--- Start of SUPPLIED INFORMATION ---

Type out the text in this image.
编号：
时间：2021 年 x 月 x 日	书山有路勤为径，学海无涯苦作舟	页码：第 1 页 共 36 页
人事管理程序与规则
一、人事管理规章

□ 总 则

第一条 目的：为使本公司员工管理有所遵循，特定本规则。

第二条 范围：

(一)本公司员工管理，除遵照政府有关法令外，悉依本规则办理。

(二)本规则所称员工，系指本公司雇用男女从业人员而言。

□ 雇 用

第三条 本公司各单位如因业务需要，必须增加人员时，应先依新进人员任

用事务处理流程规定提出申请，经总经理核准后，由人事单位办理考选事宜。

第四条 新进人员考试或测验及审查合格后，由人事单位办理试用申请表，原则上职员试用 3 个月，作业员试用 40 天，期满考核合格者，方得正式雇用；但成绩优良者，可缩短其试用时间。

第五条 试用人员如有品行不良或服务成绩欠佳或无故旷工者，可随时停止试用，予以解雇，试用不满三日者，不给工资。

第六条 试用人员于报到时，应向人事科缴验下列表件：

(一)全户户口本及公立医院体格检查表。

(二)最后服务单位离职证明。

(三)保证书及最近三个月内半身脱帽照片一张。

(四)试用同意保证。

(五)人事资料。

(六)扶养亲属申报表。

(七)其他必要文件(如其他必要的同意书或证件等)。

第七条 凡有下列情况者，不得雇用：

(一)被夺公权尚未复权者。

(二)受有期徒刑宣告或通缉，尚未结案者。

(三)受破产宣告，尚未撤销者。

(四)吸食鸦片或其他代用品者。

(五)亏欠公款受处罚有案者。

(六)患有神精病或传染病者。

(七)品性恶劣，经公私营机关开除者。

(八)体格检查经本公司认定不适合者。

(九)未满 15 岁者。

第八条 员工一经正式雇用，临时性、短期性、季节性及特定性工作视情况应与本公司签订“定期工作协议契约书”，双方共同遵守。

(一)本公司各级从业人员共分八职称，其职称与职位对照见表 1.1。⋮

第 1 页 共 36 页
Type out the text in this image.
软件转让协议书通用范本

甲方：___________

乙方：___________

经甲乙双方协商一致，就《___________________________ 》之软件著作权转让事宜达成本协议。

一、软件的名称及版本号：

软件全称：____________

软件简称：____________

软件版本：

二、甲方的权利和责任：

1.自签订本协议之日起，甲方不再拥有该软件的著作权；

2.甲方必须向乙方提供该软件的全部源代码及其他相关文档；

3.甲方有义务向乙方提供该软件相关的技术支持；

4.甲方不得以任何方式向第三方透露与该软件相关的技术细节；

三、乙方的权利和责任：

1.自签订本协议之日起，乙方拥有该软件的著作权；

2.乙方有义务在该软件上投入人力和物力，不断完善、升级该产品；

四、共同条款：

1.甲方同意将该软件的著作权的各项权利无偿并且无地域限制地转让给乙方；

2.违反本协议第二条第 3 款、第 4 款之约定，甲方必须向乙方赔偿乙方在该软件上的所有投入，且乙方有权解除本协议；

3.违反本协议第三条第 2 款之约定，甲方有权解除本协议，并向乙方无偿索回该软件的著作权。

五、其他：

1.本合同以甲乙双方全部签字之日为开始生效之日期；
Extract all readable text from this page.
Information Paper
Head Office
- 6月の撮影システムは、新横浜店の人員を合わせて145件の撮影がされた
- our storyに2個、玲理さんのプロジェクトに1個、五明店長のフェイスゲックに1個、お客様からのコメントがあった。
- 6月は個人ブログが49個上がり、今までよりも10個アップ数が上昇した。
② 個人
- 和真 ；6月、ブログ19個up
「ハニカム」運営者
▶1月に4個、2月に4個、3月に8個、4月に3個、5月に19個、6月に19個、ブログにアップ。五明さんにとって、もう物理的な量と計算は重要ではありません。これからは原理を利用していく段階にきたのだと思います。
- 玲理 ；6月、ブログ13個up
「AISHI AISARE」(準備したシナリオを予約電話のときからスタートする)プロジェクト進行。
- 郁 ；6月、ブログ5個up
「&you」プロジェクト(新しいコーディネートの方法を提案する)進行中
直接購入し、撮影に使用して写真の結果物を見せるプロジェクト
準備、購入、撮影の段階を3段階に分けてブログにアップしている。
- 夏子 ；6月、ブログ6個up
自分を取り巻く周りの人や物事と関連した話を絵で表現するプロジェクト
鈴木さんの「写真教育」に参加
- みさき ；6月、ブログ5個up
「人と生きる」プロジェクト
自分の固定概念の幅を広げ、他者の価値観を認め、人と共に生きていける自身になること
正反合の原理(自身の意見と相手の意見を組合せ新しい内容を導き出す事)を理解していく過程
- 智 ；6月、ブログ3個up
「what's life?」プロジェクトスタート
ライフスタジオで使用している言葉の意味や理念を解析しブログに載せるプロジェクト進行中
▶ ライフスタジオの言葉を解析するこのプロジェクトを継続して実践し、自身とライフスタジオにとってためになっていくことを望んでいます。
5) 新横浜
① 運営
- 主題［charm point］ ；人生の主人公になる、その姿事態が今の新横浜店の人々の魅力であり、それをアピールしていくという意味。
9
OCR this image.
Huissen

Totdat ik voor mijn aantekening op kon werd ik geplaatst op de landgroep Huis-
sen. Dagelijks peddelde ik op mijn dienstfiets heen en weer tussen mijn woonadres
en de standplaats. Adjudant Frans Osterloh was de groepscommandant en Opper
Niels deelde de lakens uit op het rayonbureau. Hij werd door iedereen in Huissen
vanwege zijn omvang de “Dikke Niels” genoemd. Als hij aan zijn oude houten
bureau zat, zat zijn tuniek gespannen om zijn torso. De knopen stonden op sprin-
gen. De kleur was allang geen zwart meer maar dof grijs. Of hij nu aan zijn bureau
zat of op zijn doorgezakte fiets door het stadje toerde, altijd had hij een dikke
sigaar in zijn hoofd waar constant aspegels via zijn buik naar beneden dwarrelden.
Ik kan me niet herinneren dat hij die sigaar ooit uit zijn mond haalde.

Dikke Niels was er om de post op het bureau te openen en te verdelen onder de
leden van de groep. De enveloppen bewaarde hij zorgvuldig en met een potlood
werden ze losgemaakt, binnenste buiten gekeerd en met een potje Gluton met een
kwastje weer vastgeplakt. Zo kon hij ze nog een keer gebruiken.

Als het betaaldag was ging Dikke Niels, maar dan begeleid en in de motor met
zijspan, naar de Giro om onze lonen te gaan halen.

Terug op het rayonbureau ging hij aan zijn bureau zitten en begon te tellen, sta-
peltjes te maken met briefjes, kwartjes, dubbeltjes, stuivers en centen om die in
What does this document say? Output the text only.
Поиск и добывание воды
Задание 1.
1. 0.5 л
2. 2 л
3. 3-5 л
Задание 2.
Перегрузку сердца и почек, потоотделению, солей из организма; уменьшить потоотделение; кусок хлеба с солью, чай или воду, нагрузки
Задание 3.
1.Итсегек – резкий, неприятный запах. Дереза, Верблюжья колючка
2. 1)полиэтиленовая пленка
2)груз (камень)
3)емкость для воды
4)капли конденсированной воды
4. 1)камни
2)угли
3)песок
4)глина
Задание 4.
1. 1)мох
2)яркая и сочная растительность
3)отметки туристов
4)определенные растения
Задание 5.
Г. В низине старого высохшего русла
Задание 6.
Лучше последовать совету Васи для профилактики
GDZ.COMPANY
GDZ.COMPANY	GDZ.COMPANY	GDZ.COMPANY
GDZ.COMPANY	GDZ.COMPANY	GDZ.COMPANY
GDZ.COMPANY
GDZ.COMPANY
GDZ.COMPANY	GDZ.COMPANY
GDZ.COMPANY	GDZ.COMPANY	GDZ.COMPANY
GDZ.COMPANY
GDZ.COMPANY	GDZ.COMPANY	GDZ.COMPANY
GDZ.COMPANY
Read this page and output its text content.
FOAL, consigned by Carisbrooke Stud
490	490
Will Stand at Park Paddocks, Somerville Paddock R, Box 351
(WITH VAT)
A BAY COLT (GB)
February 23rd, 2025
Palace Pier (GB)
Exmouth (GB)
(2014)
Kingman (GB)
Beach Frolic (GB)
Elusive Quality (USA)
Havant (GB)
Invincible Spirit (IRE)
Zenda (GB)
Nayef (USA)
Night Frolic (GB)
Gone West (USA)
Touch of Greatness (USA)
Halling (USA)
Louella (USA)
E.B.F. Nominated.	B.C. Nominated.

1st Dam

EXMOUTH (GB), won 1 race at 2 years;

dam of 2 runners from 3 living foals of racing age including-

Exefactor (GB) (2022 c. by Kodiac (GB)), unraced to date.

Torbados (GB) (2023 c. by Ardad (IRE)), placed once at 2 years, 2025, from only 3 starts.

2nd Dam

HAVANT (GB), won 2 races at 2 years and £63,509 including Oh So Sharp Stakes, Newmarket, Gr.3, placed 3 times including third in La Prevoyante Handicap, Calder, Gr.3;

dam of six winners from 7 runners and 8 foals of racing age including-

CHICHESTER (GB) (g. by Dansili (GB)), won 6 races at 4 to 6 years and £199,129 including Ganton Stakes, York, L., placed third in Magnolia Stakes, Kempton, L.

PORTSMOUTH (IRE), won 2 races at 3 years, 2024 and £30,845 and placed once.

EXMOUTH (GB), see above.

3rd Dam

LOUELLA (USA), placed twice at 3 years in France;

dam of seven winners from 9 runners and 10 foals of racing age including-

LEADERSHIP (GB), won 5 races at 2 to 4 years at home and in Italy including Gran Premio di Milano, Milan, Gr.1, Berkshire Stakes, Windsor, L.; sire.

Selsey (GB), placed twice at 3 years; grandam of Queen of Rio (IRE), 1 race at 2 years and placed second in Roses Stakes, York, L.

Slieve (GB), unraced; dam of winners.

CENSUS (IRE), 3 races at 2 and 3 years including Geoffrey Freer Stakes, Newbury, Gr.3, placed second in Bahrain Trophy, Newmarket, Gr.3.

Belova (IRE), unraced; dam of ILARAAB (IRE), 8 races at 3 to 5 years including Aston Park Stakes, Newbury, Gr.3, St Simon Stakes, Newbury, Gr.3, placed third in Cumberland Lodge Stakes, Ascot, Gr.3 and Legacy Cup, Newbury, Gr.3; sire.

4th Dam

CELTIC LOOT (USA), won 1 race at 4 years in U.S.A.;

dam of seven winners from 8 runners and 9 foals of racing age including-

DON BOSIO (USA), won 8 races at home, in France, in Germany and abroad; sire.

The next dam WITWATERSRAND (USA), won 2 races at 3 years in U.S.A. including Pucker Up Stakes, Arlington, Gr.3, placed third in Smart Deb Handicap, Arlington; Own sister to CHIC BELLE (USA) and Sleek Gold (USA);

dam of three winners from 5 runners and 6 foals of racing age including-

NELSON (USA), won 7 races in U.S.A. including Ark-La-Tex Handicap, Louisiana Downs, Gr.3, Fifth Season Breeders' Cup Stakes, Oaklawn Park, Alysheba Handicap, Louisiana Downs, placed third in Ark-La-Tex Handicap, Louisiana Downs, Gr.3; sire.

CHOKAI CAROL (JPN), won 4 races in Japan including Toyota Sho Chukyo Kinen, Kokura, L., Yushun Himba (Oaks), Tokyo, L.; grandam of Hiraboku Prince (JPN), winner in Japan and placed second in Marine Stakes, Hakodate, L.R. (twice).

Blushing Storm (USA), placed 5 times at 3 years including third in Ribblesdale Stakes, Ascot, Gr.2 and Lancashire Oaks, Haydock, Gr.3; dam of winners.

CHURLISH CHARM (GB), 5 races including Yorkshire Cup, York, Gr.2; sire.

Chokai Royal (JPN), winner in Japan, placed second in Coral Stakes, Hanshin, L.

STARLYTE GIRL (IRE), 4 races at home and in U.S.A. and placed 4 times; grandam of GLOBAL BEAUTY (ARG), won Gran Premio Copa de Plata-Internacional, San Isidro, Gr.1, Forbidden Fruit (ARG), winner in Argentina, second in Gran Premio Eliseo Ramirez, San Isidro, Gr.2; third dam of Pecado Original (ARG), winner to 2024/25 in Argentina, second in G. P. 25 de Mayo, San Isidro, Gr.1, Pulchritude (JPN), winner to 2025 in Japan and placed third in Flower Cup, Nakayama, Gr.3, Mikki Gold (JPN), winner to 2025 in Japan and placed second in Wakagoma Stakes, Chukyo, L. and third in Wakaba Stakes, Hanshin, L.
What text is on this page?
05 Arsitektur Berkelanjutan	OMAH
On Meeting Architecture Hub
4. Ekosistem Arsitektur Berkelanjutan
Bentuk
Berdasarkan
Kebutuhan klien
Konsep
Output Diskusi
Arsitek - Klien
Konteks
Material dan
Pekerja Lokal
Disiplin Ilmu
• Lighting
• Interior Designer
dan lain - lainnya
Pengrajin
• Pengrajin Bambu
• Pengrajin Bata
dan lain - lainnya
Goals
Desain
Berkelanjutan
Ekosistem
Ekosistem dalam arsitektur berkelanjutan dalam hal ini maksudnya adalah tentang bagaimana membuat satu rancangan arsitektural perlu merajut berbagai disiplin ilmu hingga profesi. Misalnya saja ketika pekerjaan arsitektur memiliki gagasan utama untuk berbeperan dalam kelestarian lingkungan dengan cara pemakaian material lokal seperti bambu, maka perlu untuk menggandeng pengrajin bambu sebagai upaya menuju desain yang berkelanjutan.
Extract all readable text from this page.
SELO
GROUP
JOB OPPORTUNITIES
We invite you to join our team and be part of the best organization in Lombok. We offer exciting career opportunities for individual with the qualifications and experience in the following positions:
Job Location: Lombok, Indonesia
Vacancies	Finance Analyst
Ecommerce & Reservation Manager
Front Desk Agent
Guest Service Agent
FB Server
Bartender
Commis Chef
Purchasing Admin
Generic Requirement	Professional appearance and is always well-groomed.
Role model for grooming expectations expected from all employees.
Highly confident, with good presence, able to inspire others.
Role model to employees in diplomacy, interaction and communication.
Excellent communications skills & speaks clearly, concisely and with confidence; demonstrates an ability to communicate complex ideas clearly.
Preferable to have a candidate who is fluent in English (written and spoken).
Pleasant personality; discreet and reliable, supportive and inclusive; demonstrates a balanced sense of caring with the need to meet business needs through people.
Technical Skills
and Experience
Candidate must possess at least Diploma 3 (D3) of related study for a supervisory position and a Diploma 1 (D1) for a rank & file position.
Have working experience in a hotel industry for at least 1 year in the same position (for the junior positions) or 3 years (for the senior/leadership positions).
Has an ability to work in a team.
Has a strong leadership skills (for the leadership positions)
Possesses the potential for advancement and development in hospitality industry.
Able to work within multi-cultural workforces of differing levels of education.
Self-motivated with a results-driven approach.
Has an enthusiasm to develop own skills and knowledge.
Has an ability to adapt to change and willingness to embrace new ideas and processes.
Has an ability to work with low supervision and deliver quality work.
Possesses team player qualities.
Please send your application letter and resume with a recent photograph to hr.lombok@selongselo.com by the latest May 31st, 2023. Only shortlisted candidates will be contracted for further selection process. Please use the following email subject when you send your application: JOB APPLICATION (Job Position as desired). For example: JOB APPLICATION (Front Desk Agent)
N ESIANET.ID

--- End of SUPPLIED INFORMATION ---

■ INSTRUCTION:
Take every line from the data above that holds "twice" and copy it out.

■ EXERCISE OUTPUT:
LOUELLA (USA), placed twice at 3 years in France;
Selsey (GB), placed twice at 3 years; grandam of Queen of Rio (IRE), 1 race at 2 years and placed second in Roses Stakes, York, L.
CHOKAI CAROL (JPN), won 4 races in Japan including Toyota Sho Chukyo Kinen, Kokura, L., Yushun Himba (Oaks), Tokyo, L.; grandam of Hiraboku Prince (JPN), winner in Japan and placed second in Marine Stakes, Hakodate, L.R. (twice).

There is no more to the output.